▶ Direction: Filter the records below and copy every line containing the word "Законом".

▶ Data lines:
▼
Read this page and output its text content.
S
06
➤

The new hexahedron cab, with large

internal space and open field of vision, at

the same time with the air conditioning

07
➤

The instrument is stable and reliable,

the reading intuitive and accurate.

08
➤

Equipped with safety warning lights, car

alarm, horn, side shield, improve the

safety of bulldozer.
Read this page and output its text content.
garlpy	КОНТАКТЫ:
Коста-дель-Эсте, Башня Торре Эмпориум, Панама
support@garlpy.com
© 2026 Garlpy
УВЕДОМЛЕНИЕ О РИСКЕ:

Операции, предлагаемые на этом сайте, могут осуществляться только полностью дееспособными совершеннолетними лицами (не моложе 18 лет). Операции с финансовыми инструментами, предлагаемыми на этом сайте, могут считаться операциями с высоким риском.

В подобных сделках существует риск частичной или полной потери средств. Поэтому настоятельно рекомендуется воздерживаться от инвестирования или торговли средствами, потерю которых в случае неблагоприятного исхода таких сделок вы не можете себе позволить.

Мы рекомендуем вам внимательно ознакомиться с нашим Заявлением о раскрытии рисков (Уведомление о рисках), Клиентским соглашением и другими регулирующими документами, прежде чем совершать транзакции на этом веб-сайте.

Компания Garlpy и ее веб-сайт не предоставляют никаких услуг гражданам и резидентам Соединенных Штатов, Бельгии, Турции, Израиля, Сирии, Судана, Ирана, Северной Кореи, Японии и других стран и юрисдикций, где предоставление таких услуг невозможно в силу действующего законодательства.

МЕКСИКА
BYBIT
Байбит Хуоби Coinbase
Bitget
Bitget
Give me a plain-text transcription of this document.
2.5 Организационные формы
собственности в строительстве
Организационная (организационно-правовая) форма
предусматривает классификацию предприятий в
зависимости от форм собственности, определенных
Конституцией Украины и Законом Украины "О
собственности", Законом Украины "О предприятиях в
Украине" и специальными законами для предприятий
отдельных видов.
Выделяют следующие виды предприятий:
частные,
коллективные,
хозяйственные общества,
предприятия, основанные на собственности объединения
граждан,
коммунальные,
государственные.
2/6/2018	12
▲
▶ Answer to this problem:
Конституцией Украины и Законом Украины "О
собственности", Законом Украины "О предприятиях в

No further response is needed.